Text segment:
━━━━━━━━
Theatre Royal Stratford East has announced that in 2015 it will open an additional, temporary theatre on the opposite side of Gerry Raffles Square.

With an estimated lifespan of 10 years, the Red Crate promises to double the number of theatrical performances available in Stratford.

Described as ‘groundbreaking’ by London’s Mayor Boris Johnson, the eco-friendly building will ‘enhance Stratford’s cultural offer’, adding to East London’s ‘burgeoning cultural quarter’ by creating a vibrant destination to boost the night time economy.

But who will be in the audience?

Will the Red Crate appeal mainly to upmarket incomers into what is still, more than two years after London 2012, one of the largest regeneration areas in Europe? Or will it stay true to the legacy of Joan Littlewood, born 100 years ago this year, who formed Theatre Workshop and established it in the previously derelict Theatre Royal in Stratford in 1953, in order to offer genuinely popular theatre to the largely working class population of East London.

It would be odd if Joan Littlewood and her company had put up with all kinds of hardships, including sleeping in its dingy dressing rooms while they redecorated the Theatre Royal, only for the new addition to their theatre to be colonised 60 years later by the up and coming middle classes.

Or perhaps there will no such stratification. It would be good if the Red Crate could extend the role of theatre as a great leveller, bringing both rich and poor to the same imaginative re-telling of human experience.
━━━━━━━━
(Annotated region listings)
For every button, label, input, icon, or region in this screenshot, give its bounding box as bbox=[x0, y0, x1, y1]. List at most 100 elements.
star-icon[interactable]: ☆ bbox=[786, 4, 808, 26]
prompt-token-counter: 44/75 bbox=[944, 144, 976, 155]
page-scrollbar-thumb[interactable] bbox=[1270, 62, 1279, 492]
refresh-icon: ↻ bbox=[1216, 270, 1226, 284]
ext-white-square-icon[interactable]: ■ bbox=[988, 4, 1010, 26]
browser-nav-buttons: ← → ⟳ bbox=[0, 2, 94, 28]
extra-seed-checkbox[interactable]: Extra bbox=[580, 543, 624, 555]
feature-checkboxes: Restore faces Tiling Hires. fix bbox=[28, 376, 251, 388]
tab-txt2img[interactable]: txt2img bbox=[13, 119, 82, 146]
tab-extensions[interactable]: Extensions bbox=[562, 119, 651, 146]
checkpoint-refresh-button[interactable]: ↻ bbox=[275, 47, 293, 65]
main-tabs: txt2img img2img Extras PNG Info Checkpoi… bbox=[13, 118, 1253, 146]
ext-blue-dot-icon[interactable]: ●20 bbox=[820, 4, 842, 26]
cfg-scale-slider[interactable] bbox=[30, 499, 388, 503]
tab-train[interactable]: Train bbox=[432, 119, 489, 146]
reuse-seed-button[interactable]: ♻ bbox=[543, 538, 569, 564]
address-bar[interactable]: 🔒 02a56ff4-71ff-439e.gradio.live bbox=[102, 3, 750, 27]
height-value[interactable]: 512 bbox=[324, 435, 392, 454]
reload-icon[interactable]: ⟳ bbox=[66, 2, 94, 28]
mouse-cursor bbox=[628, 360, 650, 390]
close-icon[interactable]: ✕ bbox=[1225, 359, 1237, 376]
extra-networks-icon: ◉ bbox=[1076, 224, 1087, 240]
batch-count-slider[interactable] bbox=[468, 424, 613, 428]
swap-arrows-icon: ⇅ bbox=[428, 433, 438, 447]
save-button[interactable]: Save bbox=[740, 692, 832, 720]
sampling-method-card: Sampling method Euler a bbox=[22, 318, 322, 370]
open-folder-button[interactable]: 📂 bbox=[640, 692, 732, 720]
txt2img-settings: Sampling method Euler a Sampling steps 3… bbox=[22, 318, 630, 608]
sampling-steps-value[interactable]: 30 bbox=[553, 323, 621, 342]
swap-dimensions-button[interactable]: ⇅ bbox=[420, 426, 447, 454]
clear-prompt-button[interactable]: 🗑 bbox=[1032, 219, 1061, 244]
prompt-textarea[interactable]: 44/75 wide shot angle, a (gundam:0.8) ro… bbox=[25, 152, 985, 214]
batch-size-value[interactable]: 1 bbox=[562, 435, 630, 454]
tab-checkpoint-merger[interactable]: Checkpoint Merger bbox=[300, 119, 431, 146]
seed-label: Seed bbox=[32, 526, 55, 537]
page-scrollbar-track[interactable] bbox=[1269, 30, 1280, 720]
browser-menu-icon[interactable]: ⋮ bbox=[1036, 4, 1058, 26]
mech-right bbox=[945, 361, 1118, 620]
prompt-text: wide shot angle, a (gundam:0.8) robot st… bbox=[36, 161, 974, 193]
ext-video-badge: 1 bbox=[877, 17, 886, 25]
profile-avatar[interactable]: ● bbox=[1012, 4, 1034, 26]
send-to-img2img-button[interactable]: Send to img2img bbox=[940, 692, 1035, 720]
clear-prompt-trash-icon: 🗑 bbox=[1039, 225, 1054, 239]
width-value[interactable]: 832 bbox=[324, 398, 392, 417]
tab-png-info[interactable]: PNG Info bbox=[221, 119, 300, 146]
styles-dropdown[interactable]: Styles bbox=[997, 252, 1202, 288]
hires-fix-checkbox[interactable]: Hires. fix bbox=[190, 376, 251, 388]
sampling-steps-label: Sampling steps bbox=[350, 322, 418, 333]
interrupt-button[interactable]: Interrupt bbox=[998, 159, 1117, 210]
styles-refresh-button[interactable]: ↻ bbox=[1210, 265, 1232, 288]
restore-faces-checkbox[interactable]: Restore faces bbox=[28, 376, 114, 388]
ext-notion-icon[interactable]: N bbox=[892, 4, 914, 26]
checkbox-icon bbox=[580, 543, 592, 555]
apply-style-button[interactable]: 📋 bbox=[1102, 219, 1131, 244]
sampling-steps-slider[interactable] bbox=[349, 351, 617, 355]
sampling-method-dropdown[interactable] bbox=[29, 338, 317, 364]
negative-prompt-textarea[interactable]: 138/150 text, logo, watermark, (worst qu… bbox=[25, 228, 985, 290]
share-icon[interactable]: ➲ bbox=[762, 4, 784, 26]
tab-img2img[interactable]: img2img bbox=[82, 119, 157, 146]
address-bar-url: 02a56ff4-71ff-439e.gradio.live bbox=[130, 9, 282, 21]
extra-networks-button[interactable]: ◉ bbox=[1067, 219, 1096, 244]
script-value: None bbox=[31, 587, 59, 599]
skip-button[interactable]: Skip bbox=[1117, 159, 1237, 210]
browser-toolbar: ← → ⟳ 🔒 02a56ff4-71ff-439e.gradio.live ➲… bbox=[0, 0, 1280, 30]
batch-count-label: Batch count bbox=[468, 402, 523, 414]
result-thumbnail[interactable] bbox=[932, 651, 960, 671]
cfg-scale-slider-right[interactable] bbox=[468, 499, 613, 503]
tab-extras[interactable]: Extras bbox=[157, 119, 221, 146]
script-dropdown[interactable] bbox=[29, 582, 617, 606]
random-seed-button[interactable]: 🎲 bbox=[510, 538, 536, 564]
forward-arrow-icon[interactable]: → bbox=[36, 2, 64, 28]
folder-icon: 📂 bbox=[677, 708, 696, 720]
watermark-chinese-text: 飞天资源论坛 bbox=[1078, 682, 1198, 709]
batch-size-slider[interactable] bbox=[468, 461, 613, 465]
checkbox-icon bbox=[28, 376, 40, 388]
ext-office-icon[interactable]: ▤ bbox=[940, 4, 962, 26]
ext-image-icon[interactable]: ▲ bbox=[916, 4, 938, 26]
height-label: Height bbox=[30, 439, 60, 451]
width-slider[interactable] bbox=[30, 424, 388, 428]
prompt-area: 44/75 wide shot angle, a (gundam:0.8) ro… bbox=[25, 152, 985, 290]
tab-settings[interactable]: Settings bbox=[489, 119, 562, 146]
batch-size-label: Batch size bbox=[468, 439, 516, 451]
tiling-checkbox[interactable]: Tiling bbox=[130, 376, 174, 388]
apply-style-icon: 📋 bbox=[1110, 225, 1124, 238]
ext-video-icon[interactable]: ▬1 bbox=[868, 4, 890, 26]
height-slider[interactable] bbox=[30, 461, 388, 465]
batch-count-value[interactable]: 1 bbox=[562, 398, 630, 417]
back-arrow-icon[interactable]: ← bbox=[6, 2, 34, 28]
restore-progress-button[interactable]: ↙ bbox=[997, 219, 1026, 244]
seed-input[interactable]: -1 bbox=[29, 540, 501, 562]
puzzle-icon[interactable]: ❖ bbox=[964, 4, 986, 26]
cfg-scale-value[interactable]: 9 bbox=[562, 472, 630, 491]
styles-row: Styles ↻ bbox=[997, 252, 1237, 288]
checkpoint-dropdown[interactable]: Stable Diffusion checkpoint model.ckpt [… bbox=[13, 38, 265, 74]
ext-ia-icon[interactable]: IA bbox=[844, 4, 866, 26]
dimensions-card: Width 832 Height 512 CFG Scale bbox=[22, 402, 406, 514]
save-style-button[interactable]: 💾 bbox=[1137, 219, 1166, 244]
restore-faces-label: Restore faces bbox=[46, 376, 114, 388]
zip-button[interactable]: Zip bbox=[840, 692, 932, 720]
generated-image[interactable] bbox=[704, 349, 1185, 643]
━━━━━━━━
Short problem 1:
List every phrase in the text on the Red Crate that appears inside single quotation marks.
Short problem 2:
Return the part of the text on the Red Crate starting with "Described as ‘groundbreaking’" and going on through "night time economy.".
The entries are separate material and have no connection to the text on the Red Crate.

Complete answer 1:
‘groundbreaking’
‘enhance Stratford’s cultural offer’
‘burgeoning cultural quarter’

Complete answer 2:
Described as ‘groundbreaking’ by London’s Mayor Boris Johnson, the eco-friendly building will ‘enhance Stratford’s cultural offer’, adding to East London’s ‘burgeoning cultural quarter’ by creating a vibrant destination to boost the night time economy.